### EXERCISE OBJECTIVE
Copy out each line in the material below that has the word "text".

### EXTRACTED INFORMATION
——

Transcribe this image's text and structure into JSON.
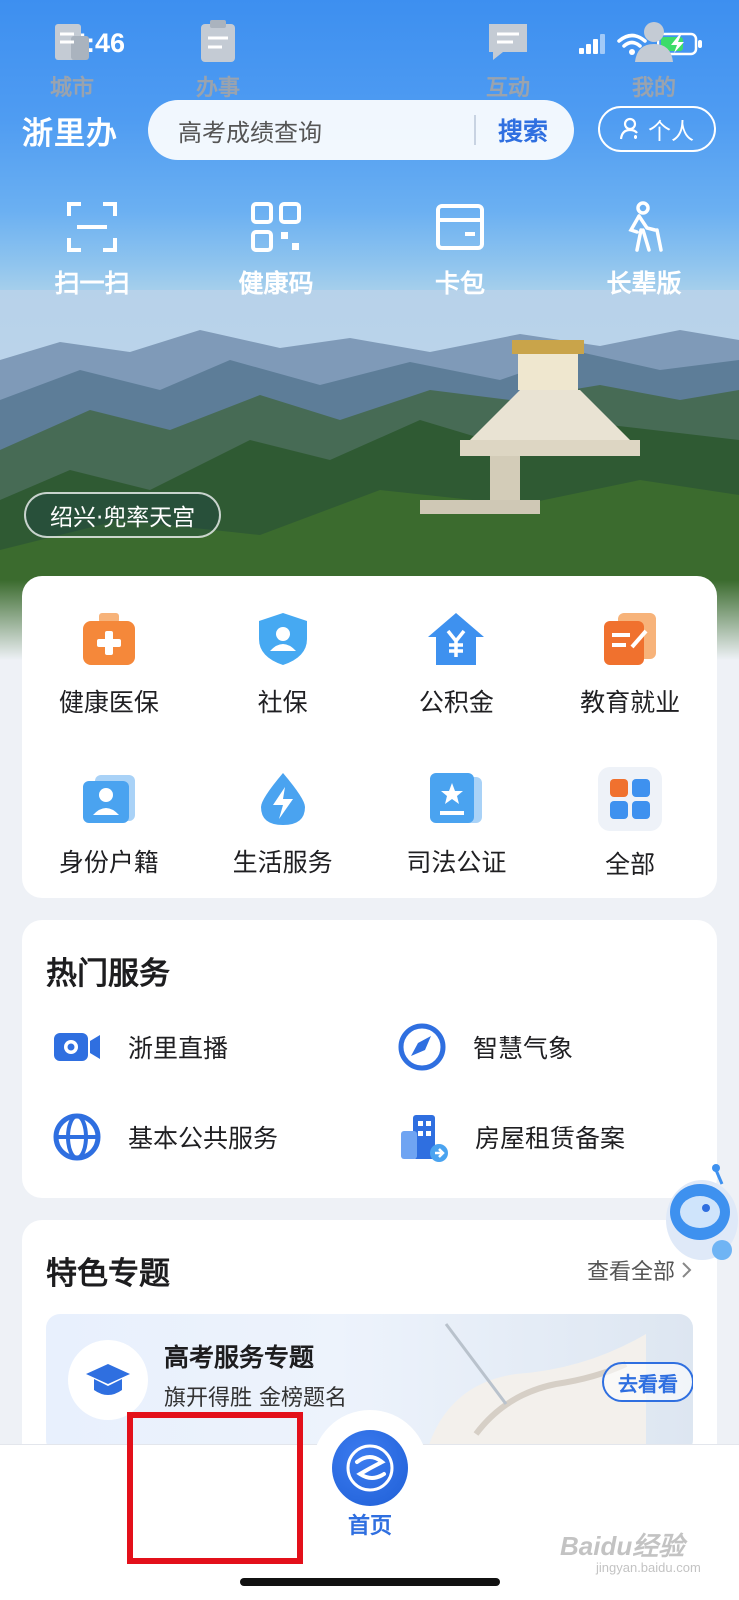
{
  "status_bar": {
    "time": "15:46"
  },
  "header": {
    "app_name": "浙里办",
    "search_placeholder": "高考成绩查询",
    "search_button": "搜索",
    "personal_button": "个人"
  },
  "quick_actions": [
    {
      "label": "扫一扫",
      "icon": "scan-icon"
    },
    {
      "label": "健康码",
      "icon": "qr-code-icon"
    },
    {
      "label": "卡包",
      "icon": "card-wallet-icon"
    },
    {
      "label": "长辈版",
      "icon": "elder-mode-icon"
    }
  ],
  "location_tag": "绍兴·兜率天宫",
  "categories": [
    {
      "label": "健康医保",
      "icon": "medical-kit-icon"
    },
    {
      "label": "社保",
      "icon": "shield-user-icon"
    },
    {
      "label": "公积金",
      "icon": "house-yuan-icon"
    },
    {
      "label": "教育就业",
      "icon": "education-icon"
    },
    {
      "label": "身份户籍",
      "icon": "id-card-icon"
    },
    {
      "label": "生活服务",
      "icon": "lightning-drop-icon"
    },
    {
      "label": "司法公证",
      "icon": "notary-icon"
    },
    {
      "label": "全部",
      "icon": "grid-all-icon"
    }
  ],
  "hot_services": {
    "title": "热门服务",
    "items": [
      {
        "label": "浙里直播",
        "icon": "live-camera-icon"
      },
      {
        "label": "智慧气象",
        "icon": "compass-icon"
      },
      {
        "label": "基本公共服务",
        "icon": "globe-icon"
      },
      {
        "label": "房屋租赁备案",
        "icon": "building-icon"
      }
    ]
  },
  "special_topics": {
    "title": "特色专题",
    "view_all": "查看全部",
    "banner": {
      "title": "高考服务专题",
      "subtitle": "旗开得胜 金榜题名",
      "button": "去看看"
    }
  },
  "tabbar": {
    "items": [
      {
        "label": "城市"
      },
      {
        "label": "办事"
      },
      {
        "label": "首页"
      },
      {
        "label": "互动"
      },
      {
        "label": "我的"
      }
    ]
  },
  "watermark": {
    "text": "Baidu经验",
    "sub": "jingyan.baidu.com"
  },
  "colors": {
    "accent": "#2f6fe0",
    "highlight": "#e3101a",
    "page_bg": "#eef1f6"
  }
}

——

### OUTPUT FOR THIS TASK
Transcribe this image's text and structure into JSON.
    "text": "Baidu经验",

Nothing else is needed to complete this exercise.